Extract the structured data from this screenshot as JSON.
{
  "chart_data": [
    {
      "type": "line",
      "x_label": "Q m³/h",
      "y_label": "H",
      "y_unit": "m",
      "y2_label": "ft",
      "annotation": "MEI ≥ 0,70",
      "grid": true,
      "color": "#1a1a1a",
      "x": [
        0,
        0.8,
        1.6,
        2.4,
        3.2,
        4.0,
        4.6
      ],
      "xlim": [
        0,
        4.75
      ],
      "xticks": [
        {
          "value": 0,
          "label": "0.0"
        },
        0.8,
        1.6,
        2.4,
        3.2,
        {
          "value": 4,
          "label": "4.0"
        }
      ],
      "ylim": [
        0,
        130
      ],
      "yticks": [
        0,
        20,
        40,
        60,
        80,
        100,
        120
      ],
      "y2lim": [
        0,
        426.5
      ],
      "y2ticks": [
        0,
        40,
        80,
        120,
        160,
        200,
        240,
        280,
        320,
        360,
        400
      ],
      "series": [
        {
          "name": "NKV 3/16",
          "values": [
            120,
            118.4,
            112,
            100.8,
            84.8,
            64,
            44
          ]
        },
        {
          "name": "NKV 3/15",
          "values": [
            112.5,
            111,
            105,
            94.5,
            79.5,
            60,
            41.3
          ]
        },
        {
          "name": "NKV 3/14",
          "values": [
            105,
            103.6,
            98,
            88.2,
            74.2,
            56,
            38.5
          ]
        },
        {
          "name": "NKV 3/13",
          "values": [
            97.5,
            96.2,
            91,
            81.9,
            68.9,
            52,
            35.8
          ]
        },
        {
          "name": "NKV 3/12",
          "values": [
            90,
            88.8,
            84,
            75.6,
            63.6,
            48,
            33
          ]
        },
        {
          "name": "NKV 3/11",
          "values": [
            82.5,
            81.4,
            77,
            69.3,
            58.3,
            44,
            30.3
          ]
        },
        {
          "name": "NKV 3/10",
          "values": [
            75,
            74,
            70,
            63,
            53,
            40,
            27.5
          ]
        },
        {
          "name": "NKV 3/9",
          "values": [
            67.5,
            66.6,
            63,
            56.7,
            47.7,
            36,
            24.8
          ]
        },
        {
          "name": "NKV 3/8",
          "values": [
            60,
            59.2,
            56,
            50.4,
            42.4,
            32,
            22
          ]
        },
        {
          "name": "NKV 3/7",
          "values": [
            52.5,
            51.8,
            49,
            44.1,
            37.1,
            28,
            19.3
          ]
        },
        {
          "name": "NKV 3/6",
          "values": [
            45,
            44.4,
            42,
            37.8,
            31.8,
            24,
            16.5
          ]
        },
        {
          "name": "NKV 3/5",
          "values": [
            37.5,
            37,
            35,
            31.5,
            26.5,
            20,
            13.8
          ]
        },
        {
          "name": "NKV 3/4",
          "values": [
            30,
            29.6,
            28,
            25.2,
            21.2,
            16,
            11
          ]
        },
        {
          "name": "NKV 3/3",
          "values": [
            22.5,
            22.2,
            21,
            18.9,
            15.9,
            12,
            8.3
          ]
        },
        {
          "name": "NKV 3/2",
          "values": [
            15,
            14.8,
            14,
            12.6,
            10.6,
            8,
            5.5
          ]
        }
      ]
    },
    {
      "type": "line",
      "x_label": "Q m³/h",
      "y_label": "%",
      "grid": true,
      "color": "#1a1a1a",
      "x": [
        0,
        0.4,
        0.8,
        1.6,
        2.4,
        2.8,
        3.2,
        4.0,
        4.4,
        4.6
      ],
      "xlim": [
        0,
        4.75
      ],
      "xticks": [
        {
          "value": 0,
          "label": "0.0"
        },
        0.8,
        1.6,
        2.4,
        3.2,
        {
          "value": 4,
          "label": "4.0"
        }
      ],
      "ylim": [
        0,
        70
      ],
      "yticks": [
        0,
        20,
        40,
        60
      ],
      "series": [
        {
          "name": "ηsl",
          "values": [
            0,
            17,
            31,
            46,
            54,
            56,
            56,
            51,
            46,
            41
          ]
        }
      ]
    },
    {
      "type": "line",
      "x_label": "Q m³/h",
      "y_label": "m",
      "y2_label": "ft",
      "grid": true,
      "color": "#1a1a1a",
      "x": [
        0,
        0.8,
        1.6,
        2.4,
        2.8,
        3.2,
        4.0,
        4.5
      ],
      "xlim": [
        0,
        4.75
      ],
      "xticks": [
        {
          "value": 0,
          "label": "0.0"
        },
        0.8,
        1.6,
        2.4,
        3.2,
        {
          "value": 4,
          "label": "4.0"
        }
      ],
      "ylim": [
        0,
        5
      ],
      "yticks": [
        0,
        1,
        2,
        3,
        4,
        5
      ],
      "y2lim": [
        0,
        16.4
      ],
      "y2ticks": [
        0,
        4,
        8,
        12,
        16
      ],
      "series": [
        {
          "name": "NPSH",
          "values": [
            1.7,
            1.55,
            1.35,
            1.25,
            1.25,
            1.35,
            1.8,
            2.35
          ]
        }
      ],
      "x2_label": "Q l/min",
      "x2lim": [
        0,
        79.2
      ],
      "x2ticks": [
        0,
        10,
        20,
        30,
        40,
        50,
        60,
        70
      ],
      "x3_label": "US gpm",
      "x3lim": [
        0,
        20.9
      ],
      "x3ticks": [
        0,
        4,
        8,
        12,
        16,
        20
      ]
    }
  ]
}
_ _ _ _ _
■ **WHAT YOU SHOULD DO**
Repeat every record exactly as written, please.

■ **TASK RESULT**
Extract the structured data from this screenshot as JSON.
{
  "chart_data": [
    {
      "type": "line",
      "x_label": "Q m³/h",
      "y_label": "H",
      "y_unit": "m",
      "y2_label": "ft",
      "annotation": "MEI ≥ 0,70",
      "grid": true,
      "color": "#1a1a1a",
      "x": [
        0,
        0.8,
        1.6,
        2.4,
        3.2,
        4.0,
        4.6
      ],
      "xlim": [
        0,
        4.75
      ],
      "xticks": [
        {
          "value": 0,
          "label": "0.0"
        },
        0.8,
        1.6,
        2.4,
        3.2,
        {
          "value": 4,
          "label": "4.0"
        }
      ],
      "ylim": [
        0,
        130
      ],
      "yticks": [
        0,
        20,
        40,
        60,
        80,
        100,
        120
      ],
      "y2lim": [
        0,
        426.5
      ],
      "y2ticks": [
        0,
        40,
        80,
        120,
        160,
        200,
        240,
        280,
        320,
        360,
        400
      ],
      "series": [
        {
          "name": "NKV 3/16",
          "values": [
            120,
            118.4,
            112,
            100.8,
            84.8,
            64,
            44
          ]
        },
        {
          "name": "NKV 3/15",
          "values": [
            112.5,
            111,
            105,
            94.5,
            79.5,
            60,
            41.3
          ]
        },
        {
          "name": "NKV 3/14",
          "values": [
            105,
            103.6,
            98,
            88.2,
            74.2,
            56,
            38.5
          ]
        },
        {
          "name": "NKV 3/13",
          "values": [
            97.5,
            96.2,
            91,
            81.9,
            68.9,
            52,
            35.8
          ]
        },
        {
          "name": "NKV 3/12",
          "values": [
            90,
            88.8,
            84,
            75.6,
            63.6,
            48,
            33
          ]
        },
        {
          "name": "NKV 3/11",
          "values": [
            82.5,
            81.4,
            77,
            69.3,
            58.3,
            44,
            30.3
          ]
        },
        {
          "name": "NKV 3/10",
          "values": [
            75,
            74,
            70,
            63,
            53,
            40,
            27.5
          ]
        },
        {
          "name": "NKV 3/9",
          "values": [
            67.5,
            66.6,
            63,
            56.7,
            47.7,
            36,
            24.8
          ]
        },
        {
          "name": "NKV 3/8",
          "values": [
            60,
            59.2,
            56,
            50.4,
            42.4,
            32,
            22
          ]
        },
        {
          "name": "NKV 3/7",
          "values": [
            52.5,
            51.8,
            49,
            44.1,
            37.1,
            28,
            19.3
          ]
        },
        {
          "name": "NKV 3/6",
          "values": [
            45,
            44.4,
            42,
            37.8,
            31.8,
            24,
            16.5
          ]
        },
        {
          "name": "NKV 3/5",
          "values": [
            37.5,
            37,
            35,
            31.5,
            26.5,
            20,
            13.8
          ]
        },
        {
          "name": "NKV 3/4",
          "values": [
            30,
            29.6,
            28,
            25.2,
            21.2,
            16,
            11
          ]
        },
        {
          "name": "NKV 3/3",
          "values": [
            22.5,
            22.2,
            21,
            18.9,
            15.9,
            12,
            8.3
          ]
        },
        {
          "name": "NKV 3/2",
          "values": [
            15,
            14.8,
            14,
            12.6,
            10.6,
            8,
            5.5
          ]
        }
      ]
    },
    {
      "type": "line",
      "x_label": "Q m³/h",
      "y_label": "%",
      "grid": true,
      "color": "#1a1a1a",
      "x": [
        0,
        0.4,
        0.8,
        1.6,
        2.4,
        2.8,
        3.2,
        4.0,
        4.4,
        4.6
      ],
      "xlim": [
        0,
        4.75
      ],
      "xticks": [
        {
          "value": 0,
          "label": "0.0"
        },
        0.8,
        1.6,
        2.4,
        3.2,
        {
          "value": 4,
          "label": "4.0"
        }
      ],
      "ylim": [
        0,
        70
      ],
      "yticks": [
        0,
        20,
        40,
        60
      ],
      "series": [
        {
          "name": "ηsl",
          "values": [
            0,
            17,
            31,
            46,
            54,
            56,
            56,
            51,
            46,
            41
          ]
        }
      ]
    },
    {
      "type": "line",
      "x_label": "Q m³/h",
      "y_label": "m",
      "y2_label": "ft",
      "grid": true,
      "color": "#1a1a1a",
      "x": [
        0,
        0.8,
        1.6,
        2.4,
        2.8,
        3.2,
        4.0,
        4.5
      ],
      "xlim": [
        0,
        4.75
      ],
      "xticks": [
        {
          "value": 0,
          "label": "0.0"
        },
        0.8,
        1.6,
        2.4,
        3.2,
        {
          "value": 4,
          "label": "4.0"
        }
      ],
      "ylim": [
        0,
        5
      ],
      "yticks": [
        0,
        1,
        2,
        3,
        4,
        5
      ],
      "y2lim": [
        0,
        16.4
      ],
      "y2ticks": [
        0,
        4,
        8,
        12,
        16
      ],
      "series": [
        {
          "name": "NPSH",
          "values": [
            1.7,
            1.55,
            1.35,
            1.25,
            1.25,
            1.35,
            1.8,
            2.35
          ]
        }
      ],
      "x2_label": "Q l/min",
      "x2lim": [
        0,
        79.2
      ],
      "x2ticks": [
        0,
        10,
        20,
        30,
        40,
        50,
        60,
        70
      ],
      "x3_label": "US gpm",
      "x3lim": [
        0,
        20.9
      ],
      "x3ticks": [
        0,
        4,
        8,
        12,
        16,
        20
      ]
    }
  ]
}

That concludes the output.